## Brief
Below are records to be output exactly, every one of them.

## Input data
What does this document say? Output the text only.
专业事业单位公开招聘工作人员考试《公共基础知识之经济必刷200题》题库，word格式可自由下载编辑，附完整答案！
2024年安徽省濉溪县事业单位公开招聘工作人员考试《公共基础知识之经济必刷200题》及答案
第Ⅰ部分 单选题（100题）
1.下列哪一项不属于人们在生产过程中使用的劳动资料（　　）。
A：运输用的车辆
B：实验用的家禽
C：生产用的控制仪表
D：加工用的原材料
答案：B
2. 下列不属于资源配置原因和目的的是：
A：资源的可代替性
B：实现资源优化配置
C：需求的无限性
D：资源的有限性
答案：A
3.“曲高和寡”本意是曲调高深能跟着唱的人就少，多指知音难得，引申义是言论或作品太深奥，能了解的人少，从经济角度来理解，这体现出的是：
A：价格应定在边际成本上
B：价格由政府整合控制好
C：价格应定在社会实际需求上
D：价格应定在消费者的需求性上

## Final result
What does this document say? Output the text only.
专业事业单位公开招聘工作人员考试《公共基础知识之经济必刷200题》题库，word格式可自由下载编辑，附完整答案！
2024年安徽省濉溪县事业单位公开招聘工作人员考试《公共基础知识之经济必刷200题》及答案
第Ⅰ部分 单选题（100题）
1.下列哪一项不属于人们在生产过程中使用的劳动资料（　　）。
A：运输用的车辆
B：实验用的家禽
C：生产用的控制仪表
D：加工用的原材料
答案：B
2. 下列不属于资源配置原因和目的的是：
A：资源的可代替性
B：实现资源优化配置
C：需求的无限性
D：资源的有限性
答案：A
3.“曲高和寡”本意是曲调高深能跟着唱的人就少，多指知音难得，引申义是言论或作品太深奥，能了解的人少，从经济角度来理解，这体现出的是：
A：价格应定在边际成本上
B：价格由政府整合控制好
C：价格应定在社会实际需求上
D：价格应定在消费者的需求性上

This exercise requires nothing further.